▶ [Exercise directions] How many of the lines below hold the word "одинарными"? Answer only with the number.

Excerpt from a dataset
(begin)

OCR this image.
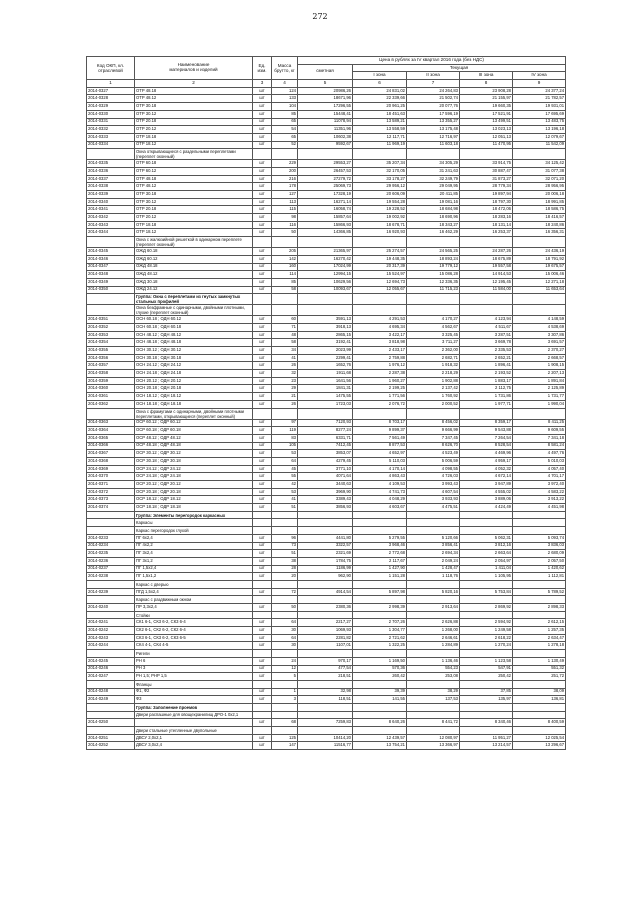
272
Код ОКП, кл. отраслевой	Наименование
материалов и изделий	Ед. изм.	Масса брутто, кг	Цена в рублях за IV квартал 2016 года (без НДС)				
				сметная	Текущая			
					I зона	II зона	III зона	IV зона
1	2	3	4	5	6	7	8	9
2014-0327	ОТР 48.18	шт	124	20986,26	24 831,02	24 264,83	23 908,28	24 377,24
2014-0328	ОТР 48.12	шт	133	18671,96	22 339,66	21 502,74	21 155,97	21 782,57
2014-0329	ОТР 30.18	шт	104	17296,55	20 961,25	20 077,76	19 660,35	19 931,01
2014-0330	ОТР 30.12	шт	85	15448,41	18 451,63	17 596,19	17 521,91	17 695,69
2014-0331	ОТР 20.18	шт	65	11078,94	13 589,21	13 355,27	13 499,51	13 483,75
2014-0332	ОТР 20.12	шт	54	11351,96	13 558,59	13 175,48	13 023,13	13 196,18
2014-0333	ОТР 18.18	шт	65	10602,38	12 117,71	12 716,97	12 051,13	12 079,67
2014-0334	ОТР 18.12	шт	52	9592,67	11 969,19	11 603,18	11 470,95	11 542,09
	Окна открывающиеся с раздельными переплетами (переплет оконный)							
2014-0335	ОТР 60.18	шт	229	29553,27	35 207,34	34 305,29	33 914,75	34 125,42
2014-0336	ОТР 60.12	шт	200	26457,53	32 170,05	31 241,63	30 887,47	31 077,38
2014-0337	ОТР 48.18	шт	216	27279,72	33 178,27	32 249,79	31 873,27	32 071,20
2014-0338	ОТР 48.12	шт	178	25069,73	29 956,12	29 049,95	28 779,34	28 956,95
2014-0339	ОТР 30.18	шт	127	17328,19	20 606,09	20 411,85	19 897,94	20 006,18
2014-0340	ОТР 30.12	шт	113	16271,14	19 554,28	19 081,16	18 797,30	18 991,85
2014-0341	ОТР 20.18	шт	115	16058,74	19 228,52	18 684,98	18 472,06	18 586,75
2014-0342	ОТР 20.12	шт	98	15857,64	19 002,92	18 690,96	18 283,16	18 416,57
2014-0343	ОТР 18.18	шт	116	15866,93	18 678,71	18 343,27	18 131,14	18 240,86
2014-0344	ОТР 18.12	шт	50	14366,85	16 920,93	16 462,29	16 253,37	16 356,31
	Окна с жалюзийной решеткой в одинарном переплете (переплет оконный)							
2014-0345	ОЖД 60.18	шт	205	21365,97	25 274,57	24 565,25	24 287,26	24 436,19
2014-0346	ОЖД 60.12	шт	142	16270,42	19 448,35	18 893,24	18 675,89	18 791,92
2014-0347	ОЖД 48.18	шт	160	17024,99	20 317,39	19 779,12	19 557,58	19 675,57
2014-0348	ОЖД 48.12	шт	114	12994,15	15 524,97	15 086,28	14 914,53	15 006,46
2014-0349	ОЖД 30.18	шт	85	10629,56	12 694,73	12 336,35	12 195,45	12 271,18
2014-0350	ОЖД 24.12	шт	58	10093,67	12 055,67	11 715,23	11 584,00	11 653,64
	Группа: Окна с переплетами из гнутых замкнутых стальных профилей							
	Окна безфрамные с одинарными, двойными плотными, глухие (переплет оконный)							
2014-0351	ОСН 60.18 ; ОДН 60.12	шт	60	3591,13	4 291,53	4 170,27	4 123,94	4 148,59
2014-0352	ОСН 60.18 ; ОДН 60.18	шт	71	3918,13	4 695,34	4 562,67	4 511,67	4 538,69
2014-0353	ОСН 48.12 ; ОДН 48.12	шт	48	2865,15	3 422,17	3 325,45	3 287,51	3 307,86
2014-0354	ОСН 48.18 ; ОДН 48.18	шт	58	3192,41	3 818,98	3 711,27	3 669,78	3 691,57
2014-0355	ОСН 30.12 ; ОДН 30.12	шт	34	2023,99	2 433,17	2 362,00	2 335,53	2 370,27
2014-0356	ОСН 30.18 ; ОДН 30.18	шт	41	2299,41	2 759,88	2 682,71	2 652,21	2 668,57
2014-0357	ОСН 24.12 ; ОДН 24.12	шт	26	1652,76	1 976,12	1 918,32	1 896,41	1 908,15
2014-0358	ОСН 24.18 ; ОДН 24.18	шт	32	1911,68	2 287,38	2 218,29	2 193,52	2 207,13
2014-0359	ОСН 20.12 ; ОДН 20.12	шт	23	1641,56	1 960,27	1 902,88	1 883,17	1 891,84
2014-0360	ОСН 20.18 ; ОДН 20.18	шт	29	1841,31	2 199,25	2 137,42	2 112,75	2 125,89
2014-0361	ОСН 18.12 ; ОДН 18.12	шт	21	1475,55	1 771,56	1 760,92	1 731,86	1 731,77
2014-0362	ОСН 18.18 ; ОДН 18.18	шт	26	1723,03	2 076,72	2 000,52	1 977,71	1 990,04
	Окна с фрамугами с одинарными, двойными плотными переплетами, открывающиеся (переплет оконный)							
2014-0363	ОСР 60.12 ; ОДР 60.12	шт	97	7120,93	8 703,17	8 456,02	8 359,17	8 411,25
2014-0364	ОСР 60.18 ; ОДР 60.18	шт	119	8277,24	9 899,37	9 666,99	9 543,88	9 609,55
2014-0365	ОСР 48.12 ; ОДР 48.12	шт	83	6331,71	7 561,49	7 347,45	7 264,54	7 341,18
2014-0366	ОСР 48.18 ; ОДР 48.18	шт	105	7412,45	8 877,53	8 626,70	8 528,54	8 581,24
2014-0367	ОСР 30.12 ; ОДР 30.12	шт	53	3853,07	4 652,97	4 523,49	4 469,96	4 497,76
2014-0368	ОСР 30.18 ; ОДР 30.18	шт	64	4279,45	5 110,03	5 006,59	4 959,17	5 010,03
2014-0369	ОСР 24.12 ; ОДР 24.12	шт	45	3771,10	4 170,14	4 098,55	4 052,32	4 057,40
2014-0370	ОСР 24.18 ; ОДР 24.18	шт	55	4071,64	4 863,43	4 726,03	4 672,14	4 701,17
2014-0371	ОСР 20.12 ; ОДР 20.12	шт	42	3440,63	4 109,53	3 993,43	3 947,89	3 972,40
2014-0372	ОСР 20.18 ; ОДР 20.18	шт	53	3969,90	4 741,73	4 607,54	4 555,02	4 583,22
2014-0373	ОСР 18.12 ; ОДР 18.12	шт	41	3389,43	4 048,29	3 933,93	3 889,06	3 913,22
2014-0374	ОСР 18.18 ; ОДР 18.18	шт	51	3856,93	4 603,67	4 475,51	4 424,49	4 451,98
	Группа: Элементы перегородок каркасных							
	Каркасы							
	Каркас перегородок глухой							
2014-0233	ПГ 6х2,4	шт	96	4441,80	5 279,55	5 120,66	5 062,31	5 093,74
2014-0234	ПГ 4х2,2	шт	73	3322,57	3 968,46	3 856,41	3 812,16	3 836,03
2014-0235	ПГ 3х2,4	шт	51	2321,69	2 772,68	2 694,34	2 663,64	2 680,09
2014-0236	ПГ 3х1,2	шт	38	1784,75	2 117,67	2 049,24	2 054,97	2 057,50
2014-0237	ПГ 1,5х2,4	шт	28	1186,99	1 427,90	1 428,47	1 411,04	1 420,62
2014-0238	ПГ 1,5х1,2	шт	20	962,90	1 151,28	1 118,76	1 105,95	1 112,81
	Каркас с дверью							
2014-0239	ПГД 1,5х2,4	шт	72	4914,54	5 897,98	5 820,16	5 753,84	5 789,52
	Каркас с раздвижным окном							
2014-0240	ПР 3,3х2,4	шт	50	2380,36	2 998,39	2 913,64	2 869,92	2 898,33
	Стойки							
2014-0241	СК1 6-1, СК3 6-2, СК3 6-4	шт	64	2217,27	2 707,26	2 626,88	2 594,92	2 612,15
2014-0242	СК2 6-1, СК2 6-2, СК2 6-4	шт	30	1069,93	1 304,77	1 268,00	1 249,58	1 257,35
2014-0243	СК3 6-1, СК3 6-2, СК3 6-5	шт	64	2281,82	2 721,62	2 646,61	2 618,22	2 634,47
2014-0244	СК4 4-1, СК4 4-5	шт	30	1107,01	1 322,25	1 284,89	1 270,24	1 278,18
	Ригели							
2014-0245	РН 6	шт	24	970,17	1 169,50	1 136,46	1 123,58	1 130,49
2014-0246	РН 3	шт	12	477,54	570,36	554,23	547,91	551,32
2014-0247	РН 1,5; РНР 1,5	шт	5	218,51	260,42	253,08	250,42	251,72
	Фланцы							
2014-0248	Ф1, Ф2	шт	1	32,98	39,39	38,29	37,85	38,09
2014-0249	Ф3	шт	3	118,51	141,55	137,53	135,97	136,81
	Группа: Заполнение проемов							
	Двери распашные для овощехранилищ ДРО-1 0х2,1							
2014-0250		шт	68	7259,83	8 640,26	8 441,72	8 340,46	8 400,59
	Двери стальные утепленные двупольные							
2014-0251	ДВСУ 2,0х2,1	шт	125	10414,20	12 439,57	12 080,97	11 951,27	12 025,54
2014-0252	ДВСУ 3,0х2,4	шт	147	11516,77	13 754,21	13 366,97	13 214,57	13 296,67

(end)

▶ [Response to this exercise] 2